* Stated exercise
Report only the number of lines in this material that include "designated".

* Data supplied
-- START --
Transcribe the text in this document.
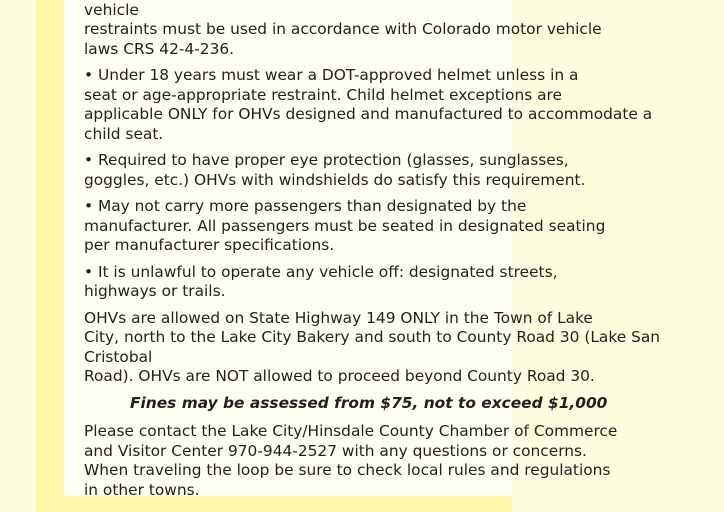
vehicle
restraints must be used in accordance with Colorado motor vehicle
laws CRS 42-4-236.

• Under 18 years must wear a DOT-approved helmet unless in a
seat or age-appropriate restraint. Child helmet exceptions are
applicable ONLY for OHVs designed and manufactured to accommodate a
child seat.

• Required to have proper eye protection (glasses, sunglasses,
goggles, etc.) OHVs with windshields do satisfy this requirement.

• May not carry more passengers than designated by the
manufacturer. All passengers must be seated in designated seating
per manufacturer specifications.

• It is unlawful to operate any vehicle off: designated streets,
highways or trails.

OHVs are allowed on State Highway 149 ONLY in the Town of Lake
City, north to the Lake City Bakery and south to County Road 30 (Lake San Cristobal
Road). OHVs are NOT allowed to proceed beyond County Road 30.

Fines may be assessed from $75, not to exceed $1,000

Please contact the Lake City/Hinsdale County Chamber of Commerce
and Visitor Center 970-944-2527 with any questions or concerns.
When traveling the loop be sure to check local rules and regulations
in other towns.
-- END --
-- START --
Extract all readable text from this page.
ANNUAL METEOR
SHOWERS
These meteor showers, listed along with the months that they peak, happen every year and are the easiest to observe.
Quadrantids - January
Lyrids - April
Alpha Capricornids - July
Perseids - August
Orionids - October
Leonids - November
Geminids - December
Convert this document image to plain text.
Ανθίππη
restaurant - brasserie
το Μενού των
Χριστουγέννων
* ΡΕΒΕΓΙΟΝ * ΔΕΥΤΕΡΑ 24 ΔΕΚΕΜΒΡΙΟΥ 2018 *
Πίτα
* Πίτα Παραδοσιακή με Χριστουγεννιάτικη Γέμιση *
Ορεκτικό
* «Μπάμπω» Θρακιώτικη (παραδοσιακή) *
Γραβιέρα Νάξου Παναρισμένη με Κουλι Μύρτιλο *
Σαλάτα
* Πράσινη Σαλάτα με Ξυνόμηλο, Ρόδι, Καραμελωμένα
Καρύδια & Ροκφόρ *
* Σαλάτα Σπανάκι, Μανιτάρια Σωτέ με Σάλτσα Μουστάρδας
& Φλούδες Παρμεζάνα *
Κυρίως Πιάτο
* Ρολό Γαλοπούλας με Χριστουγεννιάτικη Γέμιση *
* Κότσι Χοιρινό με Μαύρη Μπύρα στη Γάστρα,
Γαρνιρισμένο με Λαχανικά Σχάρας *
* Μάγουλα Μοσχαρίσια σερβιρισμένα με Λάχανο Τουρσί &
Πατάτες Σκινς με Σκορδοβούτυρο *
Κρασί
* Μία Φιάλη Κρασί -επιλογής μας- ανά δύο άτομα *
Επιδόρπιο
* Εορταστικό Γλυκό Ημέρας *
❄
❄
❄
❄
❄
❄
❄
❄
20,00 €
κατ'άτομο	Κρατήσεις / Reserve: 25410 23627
-- END --
* The result
3